Problem statement: Your job is to retype all of the data word for word, leaving every image out.

Given information:
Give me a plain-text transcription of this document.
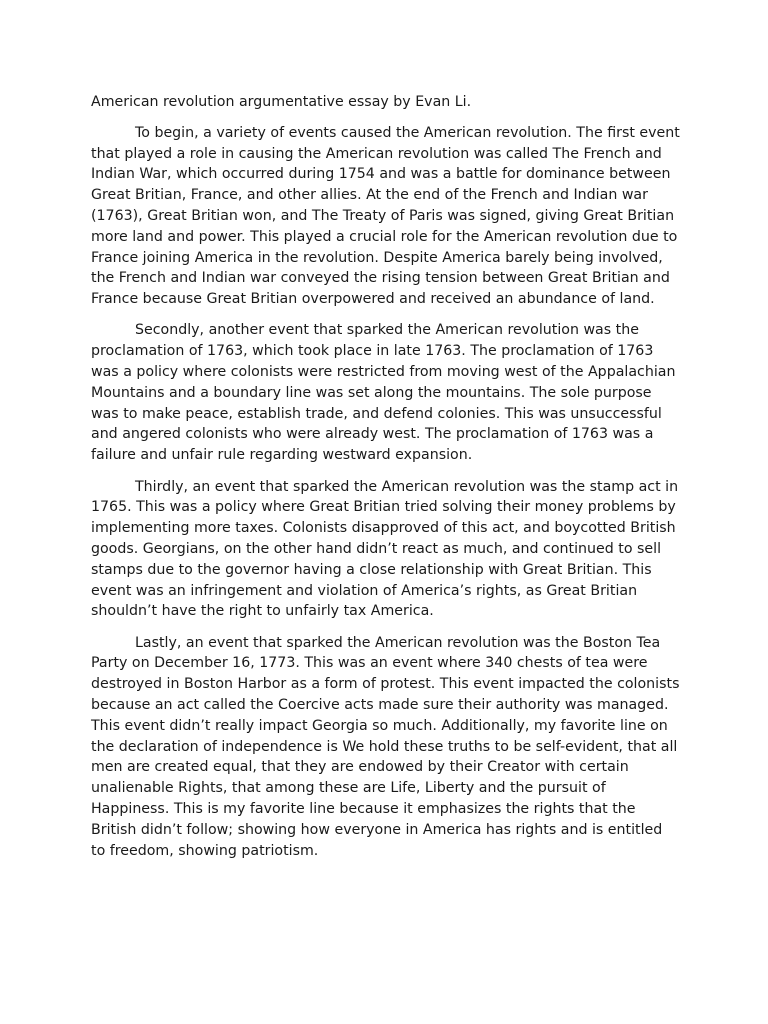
American revolution argumentative essay by Evan Li.

To begin, a variety of events caused the American revolution. The first event that played a role in causing the American revolution was called The French and Indian War, which occurred during 1754 and was a battle for dominance between Great Britian, France, and other allies. At the end of the French and Indian war (1763), Great Britian won, and The Treaty of Paris was signed, giving Great Britian more land and power. This played a crucial role for the American revolution due to France joining America in the revolution. Despite America barely being involved, the French and Indian war conveyed the rising tension between Great Britian and France because Great Britian overpowered and received an abundance of land.

Secondly, another event that sparked the American revolution was the proclamation of 1763, which took place in late 1763. The proclamation of 1763 was a policy where colonists were restricted from moving west of the Appalachian Mountains and a boundary line was set along the mountains. The sole purpose was to make peace, establish trade, and defend colonies. This was unsuccessful and angered colonists who were already west. The proclamation of 1763 was a failure and unfair rule regarding westward expansion.

Thirdly, an event that sparked the American revolution was the stamp act in 1765. This was a policy where Great Britian tried solving their money problems by implementing more taxes. Colonists disapproved of this act, and boycotted British goods. Georgians, on the other hand didn’t react as much, and continued to sell stamps due to the governor having a close relationship with Great Britian. This event was an infringement and violation of America’s rights, as Great Britian shouldn’t have the right to unfairly tax America.

Lastly, an event that sparked the American revolution was the Boston Tea Party on December 16, 1773. This was an event where 340 chests of tea were destroyed in Boston Harbor as a form of protest. This event impacted the colonists because an act called the Coercive acts made sure their authority was managed. This event didn’t really impact Georgia so much. Additionally, my favorite line on the declaration of independence is We hold these truths to be self-evident, that all men are created equal, that they are endowed by their Creator with certain unalienable Rights, that among these are Life, Liberty and the pursuit of Happiness. This is my favorite line because it emphasizes the rights that the British didn’t follow; showing how everyone in America has rights and is entitled to freedom, showing patriotism.
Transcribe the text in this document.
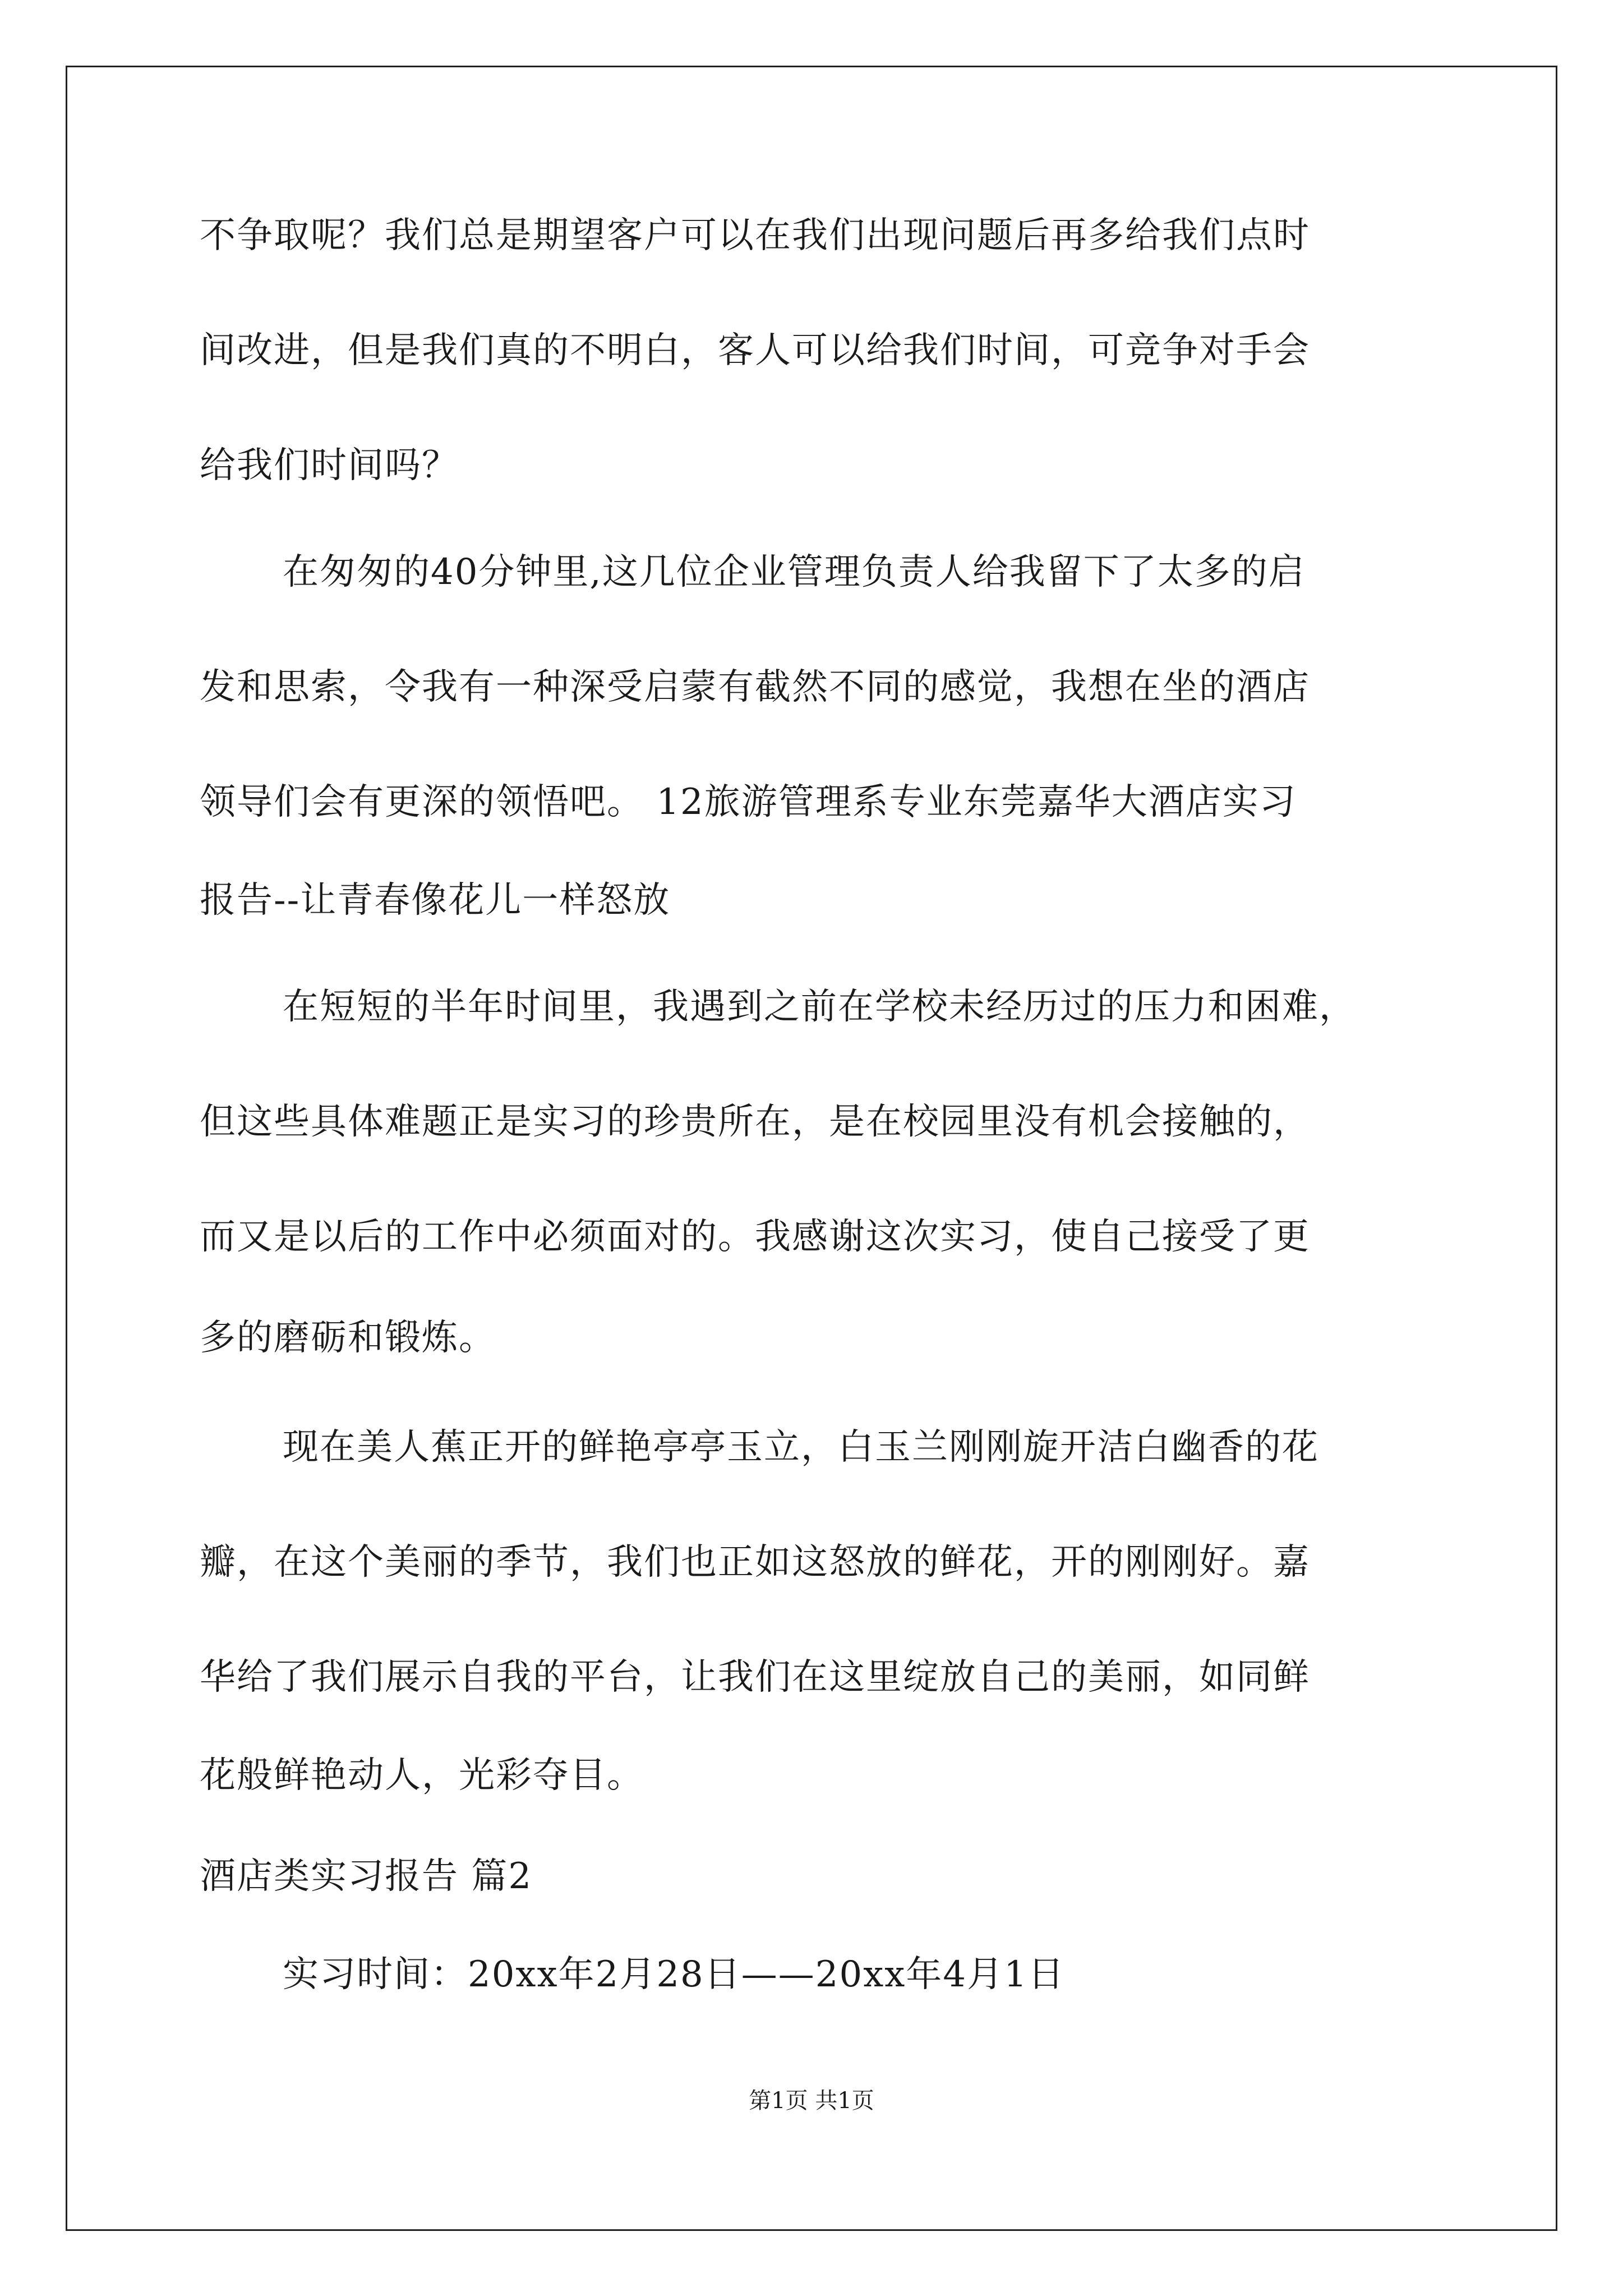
不争取呢？我们总是期望客户可以在我们出现问题后再多给我们点时
间改进，但是我们真的不明白，客人可以给我们时间，可竞争对手会
给我们时间吗？
在匆匆的40分钟里,这几位企业管理负责人给我留下了太多的启
发和思索，令我有一种深受启蒙有截然不同的感觉，我想在坐的酒店
领导们会有更深的领悟吧。 12旅游管理系专业东莞嘉华大酒店实习
报告--让青春像花儿一样怒放
在短短的半年时间里，我遇到之前在学校未经历过的压力和困难，
但这些具体难题正是实习的珍贵所在，是在校园里没有机会接触的，
而又是以后的工作中必须面对的。我感谢这次实习，使自己接受了更
多的磨砺和锻炼。
现在美人蕉正开的鲜艳亭亭玉立，白玉兰刚刚旋开洁白幽香的花
瓣，在这个美丽的季节，我们也正如这怒放的鲜花，开的刚刚好。嘉
华给了我们展示自我的平台，让我们在这里绽放自己的美丽，如同鲜
花般鲜艳动人，光彩夺目。
酒店类实习报告 篇2
实习时间：20xx年2月28日——20xx年4月1日
第1页 共1页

The output:
Give me a plain-text transcription of this document.
American revolution argumentative essay by Evan Li.

To begin, a variety of events caused the American revolution. The first event that played a role in causing the American revolution was called The French and Indian War, which occurred during 1754 and was a battle for dominance between Great Britian, France, and other allies. At the end of the French and Indian war (1763), Great Britian won, and The Treaty of Paris was signed, giving Great Britian more land and power. This played a crucial role for the American revolution due to France joining America in the revolution. Despite America barely being involved, the French and Indian war conveyed the rising tension between Great Britian and France because Great Britian overpowered and received an abundance of land.

Secondly, another event that sparked the American revolution was the proclamation of 1763, which took place in late 1763. The proclamation of 1763 was a policy where colonists were restricted from moving west of the Appalachian Mountains and a boundary line was set along the mountains. The sole purpose was to make peace, establish trade, and defend colonies. This was unsuccessful and angered colonists who were already west. The proclamation of 1763 was a failure and unfair rule regarding westward expansion.

Thirdly, an event that sparked the American revolution was the stamp act in 1765. This was a policy where Great Britian tried solving their money problems by implementing more taxes. Colonists disapproved of this act, and boycotted British goods. Georgians, on the other hand didn’t react as much, and continued to sell stamps due to the governor having a close relationship with Great Britian. This event was an infringement and violation of America’s rights, as Great Britian shouldn’t have the right to unfairly tax America.

Lastly, an event that sparked the American revolution was the Boston Tea Party on December 16, 1773. This was an event where 340 chests of tea were destroyed in Boston Harbor as a form of protest. This event impacted the colonists because an act called the Coercive acts made sure their authority was managed. This event didn’t really impact Georgia so much. Additionally, my favorite line on the declaration of independence is We hold these truths to be self-evident, that all men are created equal, that they are endowed by their Creator with certain unalienable Rights, that among these are Life, Liberty and the pursuit of Happiness. This is my favorite line because it emphasizes the rights that the British didn’t follow; showing how everyone in America has rights and is entitled to freedom, showing patriotism.
Transcribe the text in this document.
不争取呢？我们总是期望客户可以在我们出现问题后再多给我们点时
间改进，但是我们真的不明白，客人可以给我们时间，可竞争对手会
给我们时间吗？
在匆匆的40分钟里,这几位企业管理负责人给我留下了太多的启
发和思索，令我有一种深受启蒙有截然不同的感觉，我想在坐的酒店
领导们会有更深的领悟吧。 12旅游管理系专业东莞嘉华大酒店实习
报告--让青春像花儿一样怒放
在短短的半年时间里，我遇到之前在学校未经历过的压力和困难，
但这些具体难题正是实习的珍贵所在，是在校园里没有机会接触的，
而又是以后的工作中必须面对的。我感谢这次实习，使自己接受了更
多的磨砺和锻炼。
现在美人蕉正开的鲜艳亭亭玉立，白玉兰刚刚旋开洁白幽香的花
瓣，在这个美丽的季节，我们也正如这怒放的鲜花，开的刚刚好。嘉
华给了我们展示自我的平台，让我们在这里绽放自己的美丽，如同鲜
花般鲜艳动人，光彩夺目。
酒店类实习报告 篇2
实习时间：20xx年2月28日——20xx年4月1日
第1页 共1页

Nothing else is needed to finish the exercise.